▶ **Work instructions**:
The answer must restate the records below word for word.

▶ **Exercise data**:

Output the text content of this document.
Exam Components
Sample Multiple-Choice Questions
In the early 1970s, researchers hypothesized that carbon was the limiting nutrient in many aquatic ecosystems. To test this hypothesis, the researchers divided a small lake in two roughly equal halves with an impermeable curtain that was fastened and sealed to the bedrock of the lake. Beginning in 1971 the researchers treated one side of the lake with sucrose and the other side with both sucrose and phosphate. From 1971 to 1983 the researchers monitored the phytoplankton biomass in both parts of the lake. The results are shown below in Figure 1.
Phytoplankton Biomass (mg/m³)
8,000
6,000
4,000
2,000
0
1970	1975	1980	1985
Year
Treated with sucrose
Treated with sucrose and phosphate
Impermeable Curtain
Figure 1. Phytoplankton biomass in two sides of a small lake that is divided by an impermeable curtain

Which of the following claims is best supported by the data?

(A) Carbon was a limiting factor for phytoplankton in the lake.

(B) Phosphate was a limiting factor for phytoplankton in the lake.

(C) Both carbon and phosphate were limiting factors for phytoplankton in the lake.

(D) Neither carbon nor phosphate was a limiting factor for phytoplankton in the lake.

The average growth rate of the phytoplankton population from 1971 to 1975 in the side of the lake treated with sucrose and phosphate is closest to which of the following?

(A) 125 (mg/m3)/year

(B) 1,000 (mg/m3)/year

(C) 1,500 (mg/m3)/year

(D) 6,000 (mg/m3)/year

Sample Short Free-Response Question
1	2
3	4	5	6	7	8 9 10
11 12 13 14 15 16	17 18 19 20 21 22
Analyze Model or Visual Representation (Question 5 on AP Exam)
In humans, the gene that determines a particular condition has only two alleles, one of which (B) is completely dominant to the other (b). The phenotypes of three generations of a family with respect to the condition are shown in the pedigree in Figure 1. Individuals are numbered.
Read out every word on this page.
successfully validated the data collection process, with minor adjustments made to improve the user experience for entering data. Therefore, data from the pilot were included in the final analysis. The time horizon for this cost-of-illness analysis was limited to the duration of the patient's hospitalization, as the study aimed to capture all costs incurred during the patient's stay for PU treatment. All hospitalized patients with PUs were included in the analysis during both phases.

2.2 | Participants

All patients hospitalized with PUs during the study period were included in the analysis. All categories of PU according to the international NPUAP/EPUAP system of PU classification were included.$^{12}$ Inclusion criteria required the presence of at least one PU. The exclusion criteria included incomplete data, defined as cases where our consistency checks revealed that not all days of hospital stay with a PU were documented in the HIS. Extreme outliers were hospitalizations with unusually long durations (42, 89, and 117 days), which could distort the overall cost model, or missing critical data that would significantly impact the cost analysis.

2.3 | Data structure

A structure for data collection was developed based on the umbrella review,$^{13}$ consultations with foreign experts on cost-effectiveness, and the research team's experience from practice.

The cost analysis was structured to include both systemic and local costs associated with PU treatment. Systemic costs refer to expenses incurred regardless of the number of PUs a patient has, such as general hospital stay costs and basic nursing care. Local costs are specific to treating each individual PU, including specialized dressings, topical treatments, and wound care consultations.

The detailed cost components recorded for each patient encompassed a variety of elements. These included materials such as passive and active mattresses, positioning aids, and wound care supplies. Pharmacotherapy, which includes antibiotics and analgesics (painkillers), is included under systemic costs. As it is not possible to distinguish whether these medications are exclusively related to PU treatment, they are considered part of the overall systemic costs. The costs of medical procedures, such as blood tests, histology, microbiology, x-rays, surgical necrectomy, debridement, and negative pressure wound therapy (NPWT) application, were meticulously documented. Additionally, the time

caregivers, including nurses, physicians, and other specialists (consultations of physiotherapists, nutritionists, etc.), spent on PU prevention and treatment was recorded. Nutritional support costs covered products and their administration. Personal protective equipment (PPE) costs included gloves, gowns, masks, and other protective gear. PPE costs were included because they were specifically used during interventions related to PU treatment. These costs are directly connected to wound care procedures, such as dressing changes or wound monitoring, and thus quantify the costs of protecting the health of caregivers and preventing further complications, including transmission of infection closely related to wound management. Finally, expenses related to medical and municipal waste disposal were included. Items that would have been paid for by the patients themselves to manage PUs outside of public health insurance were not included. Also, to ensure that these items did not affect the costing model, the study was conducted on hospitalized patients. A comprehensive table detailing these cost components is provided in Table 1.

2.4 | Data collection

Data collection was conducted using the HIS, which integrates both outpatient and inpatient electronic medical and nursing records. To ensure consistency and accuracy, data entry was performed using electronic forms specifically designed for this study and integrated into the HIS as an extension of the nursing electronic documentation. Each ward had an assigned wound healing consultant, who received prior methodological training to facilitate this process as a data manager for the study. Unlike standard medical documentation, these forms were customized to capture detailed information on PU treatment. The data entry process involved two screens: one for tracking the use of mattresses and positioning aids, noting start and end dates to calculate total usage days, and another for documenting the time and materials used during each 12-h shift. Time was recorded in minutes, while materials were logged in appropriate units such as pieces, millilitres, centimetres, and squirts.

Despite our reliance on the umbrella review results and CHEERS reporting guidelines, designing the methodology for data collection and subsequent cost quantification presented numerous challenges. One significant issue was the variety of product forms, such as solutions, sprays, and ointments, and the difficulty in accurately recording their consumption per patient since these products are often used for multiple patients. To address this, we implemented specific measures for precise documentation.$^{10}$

▶ **Written answer**:
Output the text content of this document.
Exam Components
Sample Multiple-Choice Questions
In the early 1970s, researchers hypothesized that carbon was the limiting nutrient in many aquatic ecosystems. To test this hypothesis, the researchers divided a small lake in two roughly equal halves with an impermeable curtain that was fastened and sealed to the bedrock of the lake. Beginning in 1971 the researchers treated one side of the lake with sucrose and the other side with both sucrose and phosphate. From 1971 to 1983 the researchers monitored the phytoplankton biomass in both parts of the lake. The results are shown below in Figure 1.
Phytoplankton Biomass (mg/m³)
8,000
6,000
4,000
2,000
0
1970	1975	1980	1985
Year
Treated with sucrose
Treated with sucrose and phosphate
Impermeable Curtain
Figure 1. Phytoplankton biomass in two sides of a small lake that is divided by an impermeable curtain

Which of the following claims is best supported by the data?

(A) Carbon was a limiting factor for phytoplankton in the lake.

(B) Phosphate was a limiting factor for phytoplankton in the lake.

(C) Both carbon and phosphate were limiting factors for phytoplankton in the lake.

(D) Neither carbon nor phosphate was a limiting factor for phytoplankton in the lake.

The average growth rate of the phytoplankton population from 1971 to 1975 in the side of the lake treated with sucrose and phosphate is closest to which of the following?

(A) 125 (mg/m3)/year

(B) 1,000 (mg/m3)/year

(C) 1,500 (mg/m3)/year

(D) 6,000 (mg/m3)/year

Sample Short Free-Response Question
1	2
3	4	5	6	7	8 9 10
11 12 13 14 15 16	17 18 19 20 21 22
Analyze Model or Visual Representation (Question 5 on AP Exam)
In humans, the gene that determines a particular condition has only two alleles, one of which (B) is completely dominant to the other (b). The phenotypes of three generations of a family with respect to the condition are shown in the pedigree in Figure 1. Individuals are numbered.
Read out every word on this page.
successfully validated the data collection process, with minor adjustments made to improve the user experience for entering data. Therefore, data from the pilot were included in the final analysis. The time horizon for this cost-of-illness analysis was limited to the duration of the patient's hospitalization, as the study aimed to capture all costs incurred during the patient's stay for PU treatment. All hospitalized patients with PUs were included in the analysis during both phases.

2.2 | Participants

All patients hospitalized with PUs during the study period were included in the analysis. All categories of PU according to the international NPUAP/EPUAP system of PU classification were included.$^{12}$ Inclusion criteria required the presence of at least one PU. The exclusion criteria included incomplete data, defined as cases where our consistency checks revealed that not all days of hospital stay with a PU were documented in the HIS. Extreme outliers were hospitalizations with unusually long durations (42, 89, and 117 days), which could distort the overall cost model, or missing critical data that would significantly impact the cost analysis.

2.3 | Data structure

A structure for data collection was developed based on the umbrella review,$^{13}$ consultations with foreign experts on cost-effectiveness, and the research team's experience from practice.

The cost analysis was structured to include both systemic and local costs associated with PU treatment. Systemic costs refer to expenses incurred regardless of the number of PUs a patient has, such as general hospital stay costs and basic nursing care. Local costs are specific to treating each individual PU, including specialized dressings, topical treatments, and wound care consultations.

The detailed cost components recorded for each patient encompassed a variety of elements. These included materials such as passive and active mattresses, positioning aids, and wound care supplies. Pharmacotherapy, which includes antibiotics and analgesics (painkillers), is included under systemic costs. As it is not possible to distinguish whether these medications are exclusively related to PU treatment, they are considered part of the overall systemic costs. The costs of medical procedures, such as blood tests, histology, microbiology, x-rays, surgical necrectomy, debridement, and negative pressure wound therapy (NPWT) application, were meticulously documented. Additionally, the time

caregivers, including nurses, physicians, and other specialists (consultations of physiotherapists, nutritionists, etc.), spent on PU prevention and treatment was recorded. Nutritional support costs covered products and their administration. Personal protective equipment (PPE) costs included gloves, gowns, masks, and other protective gear. PPE costs were included because they were specifically used during interventions related to PU treatment. These costs are directly connected to wound care procedures, such as dressing changes or wound monitoring, and thus quantify the costs of protecting the health of caregivers and preventing further complications, including transmission of infection closely related to wound management. Finally, expenses related to medical and municipal waste disposal were included. Items that would have been paid for by the patients themselves to manage PUs outside of public health insurance were not included. Also, to ensure that these items did not affect the costing model, the study was conducted on hospitalized patients. A comprehensive table detailing these cost components is provided in Table 1.

2.4 | Data collection

Data collection was conducted using the HIS, which integrates both outpatient and inpatient electronic medical and nursing records. To ensure consistency and accuracy, data entry was performed using electronic forms specifically designed for this study and integrated into the HIS as an extension of the nursing electronic documentation. Each ward had an assigned wound healing consultant, who received prior methodological training to facilitate this process as a data manager for the study. Unlike standard medical documentation, these forms were customized to capture detailed information on PU treatment. The data entry process involved two screens: one for tracking the use of mattresses and positioning aids, noting start and end dates to calculate total usage days, and another for documenting the time and materials used during each 12-h shift. Time was recorded in minutes, while materials were logged in appropriate units such as pieces, millilitres, centimetres, and squirts.

Despite our reliance on the umbrella review results and CHEERS reporting guidelines, designing the methodology for data collection and subsequent cost quantification presented numerous challenges. One significant issue was the variety of product forms, such as solutions, sprays, and ointments, and the difficulty in accurately recording their consumption per patient since these products are often used for multiple patients. To address this, we implemented specific measures for precise documentation.$^{10}$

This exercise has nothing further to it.